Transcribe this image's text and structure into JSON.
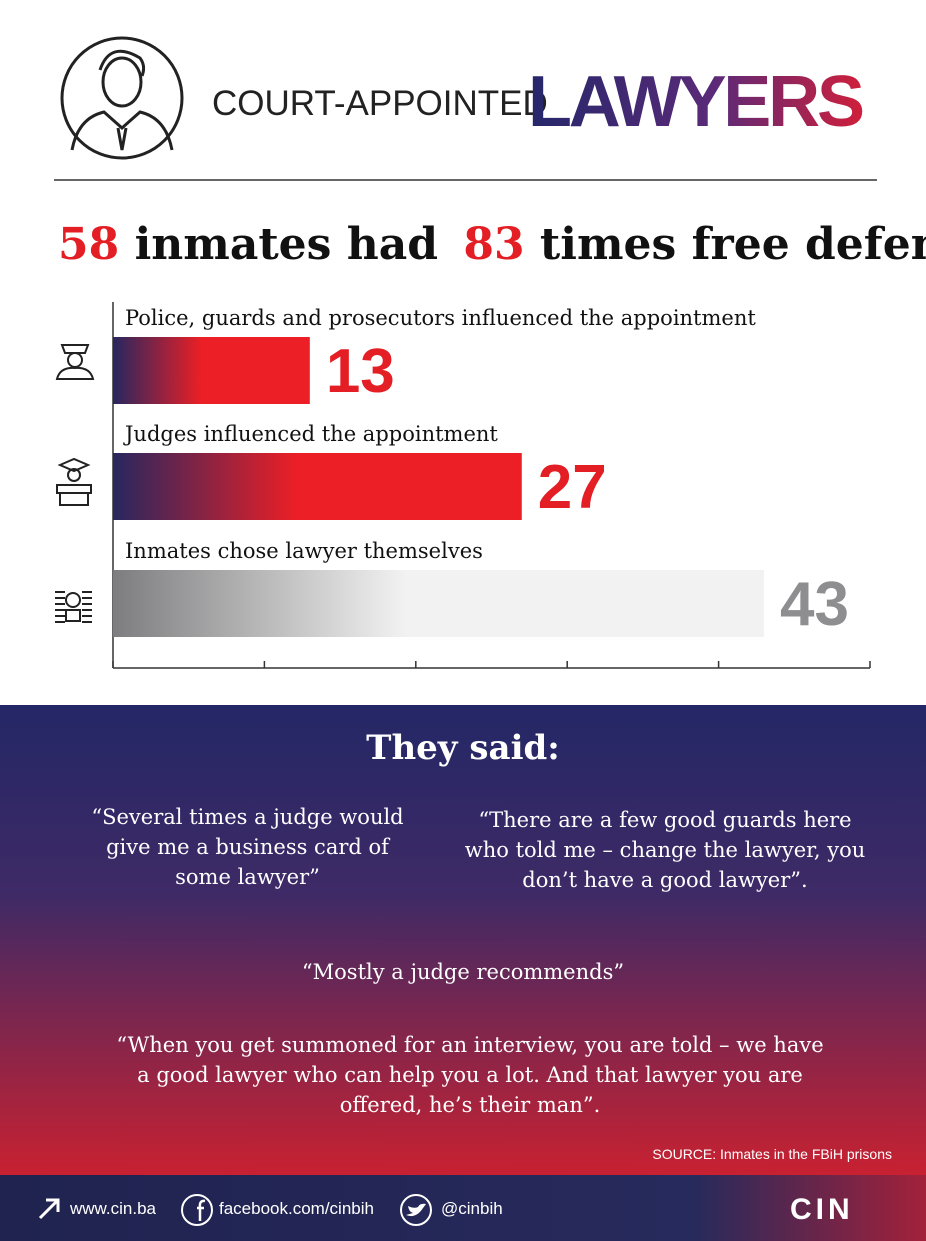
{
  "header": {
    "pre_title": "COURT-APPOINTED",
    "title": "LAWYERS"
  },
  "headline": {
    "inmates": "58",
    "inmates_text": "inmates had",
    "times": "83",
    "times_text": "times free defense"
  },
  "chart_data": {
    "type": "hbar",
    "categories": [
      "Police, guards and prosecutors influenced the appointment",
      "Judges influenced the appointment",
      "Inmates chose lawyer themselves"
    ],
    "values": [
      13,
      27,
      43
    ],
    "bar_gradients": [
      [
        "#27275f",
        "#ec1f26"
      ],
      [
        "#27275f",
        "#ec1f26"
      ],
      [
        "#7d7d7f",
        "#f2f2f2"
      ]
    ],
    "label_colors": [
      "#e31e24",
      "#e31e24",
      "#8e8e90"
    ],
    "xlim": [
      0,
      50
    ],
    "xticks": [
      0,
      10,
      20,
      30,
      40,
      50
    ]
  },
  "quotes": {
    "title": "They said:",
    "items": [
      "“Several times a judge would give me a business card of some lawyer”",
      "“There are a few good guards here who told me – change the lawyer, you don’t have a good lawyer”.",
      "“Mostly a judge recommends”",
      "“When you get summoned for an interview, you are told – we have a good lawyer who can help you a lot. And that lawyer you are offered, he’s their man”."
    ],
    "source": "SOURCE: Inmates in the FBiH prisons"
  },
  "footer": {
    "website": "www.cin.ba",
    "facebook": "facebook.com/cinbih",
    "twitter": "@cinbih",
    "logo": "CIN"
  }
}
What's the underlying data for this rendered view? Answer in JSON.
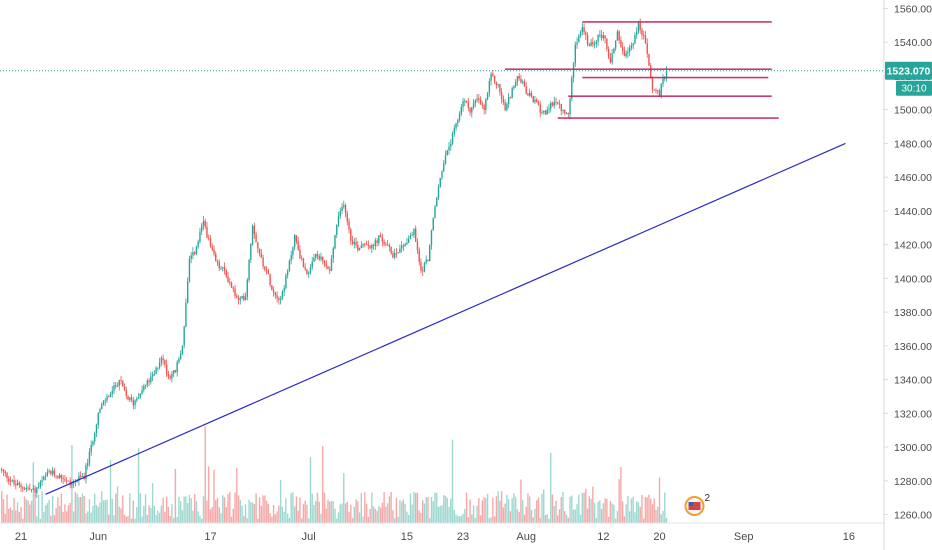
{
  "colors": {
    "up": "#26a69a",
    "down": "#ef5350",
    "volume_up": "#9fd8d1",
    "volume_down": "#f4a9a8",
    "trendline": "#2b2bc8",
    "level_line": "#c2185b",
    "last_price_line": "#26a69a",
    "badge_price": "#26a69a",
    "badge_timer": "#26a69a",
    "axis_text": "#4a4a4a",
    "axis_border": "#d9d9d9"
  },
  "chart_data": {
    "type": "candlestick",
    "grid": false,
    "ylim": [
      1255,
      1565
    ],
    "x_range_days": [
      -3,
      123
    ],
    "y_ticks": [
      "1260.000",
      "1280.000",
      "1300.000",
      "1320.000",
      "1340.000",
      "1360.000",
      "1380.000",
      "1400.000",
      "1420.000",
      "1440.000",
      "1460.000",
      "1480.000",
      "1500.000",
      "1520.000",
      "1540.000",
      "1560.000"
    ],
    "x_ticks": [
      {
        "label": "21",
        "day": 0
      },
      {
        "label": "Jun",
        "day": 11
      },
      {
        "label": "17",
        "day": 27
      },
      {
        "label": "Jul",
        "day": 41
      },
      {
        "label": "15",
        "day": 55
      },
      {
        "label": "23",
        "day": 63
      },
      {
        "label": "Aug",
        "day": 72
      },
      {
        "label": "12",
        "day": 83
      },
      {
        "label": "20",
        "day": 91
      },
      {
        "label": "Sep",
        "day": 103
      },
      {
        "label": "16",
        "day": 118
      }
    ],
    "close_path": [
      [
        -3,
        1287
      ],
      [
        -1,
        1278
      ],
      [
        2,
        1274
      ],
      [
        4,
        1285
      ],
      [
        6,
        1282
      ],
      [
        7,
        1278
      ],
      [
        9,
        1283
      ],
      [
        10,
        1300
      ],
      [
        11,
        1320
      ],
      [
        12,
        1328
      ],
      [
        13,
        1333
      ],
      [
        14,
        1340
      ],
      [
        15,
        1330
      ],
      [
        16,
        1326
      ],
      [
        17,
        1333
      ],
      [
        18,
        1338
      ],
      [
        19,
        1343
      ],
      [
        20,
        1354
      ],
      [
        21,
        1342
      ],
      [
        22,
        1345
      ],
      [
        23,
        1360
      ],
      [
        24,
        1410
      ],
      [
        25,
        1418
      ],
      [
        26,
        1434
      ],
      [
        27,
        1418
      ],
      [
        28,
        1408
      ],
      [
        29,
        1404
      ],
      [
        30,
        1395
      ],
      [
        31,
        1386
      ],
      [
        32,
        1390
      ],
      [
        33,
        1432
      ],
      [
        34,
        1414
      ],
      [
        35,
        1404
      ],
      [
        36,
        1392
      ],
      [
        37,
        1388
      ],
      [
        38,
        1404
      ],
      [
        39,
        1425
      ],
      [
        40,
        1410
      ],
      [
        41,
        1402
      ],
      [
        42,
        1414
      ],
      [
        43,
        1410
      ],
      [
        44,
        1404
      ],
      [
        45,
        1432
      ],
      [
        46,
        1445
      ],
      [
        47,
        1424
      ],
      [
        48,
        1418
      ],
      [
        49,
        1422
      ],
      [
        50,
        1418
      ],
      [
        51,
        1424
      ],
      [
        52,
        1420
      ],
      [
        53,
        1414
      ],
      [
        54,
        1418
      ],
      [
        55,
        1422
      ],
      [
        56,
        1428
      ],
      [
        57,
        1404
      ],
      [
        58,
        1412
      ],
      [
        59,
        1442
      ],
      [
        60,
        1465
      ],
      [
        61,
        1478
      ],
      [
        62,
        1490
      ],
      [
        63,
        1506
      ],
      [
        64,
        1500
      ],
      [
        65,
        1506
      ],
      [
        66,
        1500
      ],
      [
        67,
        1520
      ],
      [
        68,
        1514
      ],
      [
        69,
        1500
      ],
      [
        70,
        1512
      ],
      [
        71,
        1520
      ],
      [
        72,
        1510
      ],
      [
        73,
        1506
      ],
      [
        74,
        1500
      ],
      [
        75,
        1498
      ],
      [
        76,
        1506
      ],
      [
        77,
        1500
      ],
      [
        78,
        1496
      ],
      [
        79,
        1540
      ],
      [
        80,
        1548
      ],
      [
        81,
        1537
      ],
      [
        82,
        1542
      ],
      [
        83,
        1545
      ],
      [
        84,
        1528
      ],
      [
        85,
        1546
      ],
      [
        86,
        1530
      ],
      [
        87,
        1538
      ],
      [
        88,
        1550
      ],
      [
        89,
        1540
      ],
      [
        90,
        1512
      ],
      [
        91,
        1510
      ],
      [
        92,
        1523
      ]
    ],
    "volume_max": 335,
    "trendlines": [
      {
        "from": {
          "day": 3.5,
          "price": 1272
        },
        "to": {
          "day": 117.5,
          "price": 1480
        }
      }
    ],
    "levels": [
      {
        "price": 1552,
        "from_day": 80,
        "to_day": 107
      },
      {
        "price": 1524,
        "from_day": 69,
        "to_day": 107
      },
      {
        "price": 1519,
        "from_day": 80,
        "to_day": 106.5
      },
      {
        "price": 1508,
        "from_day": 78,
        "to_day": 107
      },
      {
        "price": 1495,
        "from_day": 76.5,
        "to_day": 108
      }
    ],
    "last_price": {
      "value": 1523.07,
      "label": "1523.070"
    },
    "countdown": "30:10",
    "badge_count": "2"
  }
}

DIRECTIVE
Give the count of lines in the listing that hold the word "influenced", with no other text.

TASK RESULT
2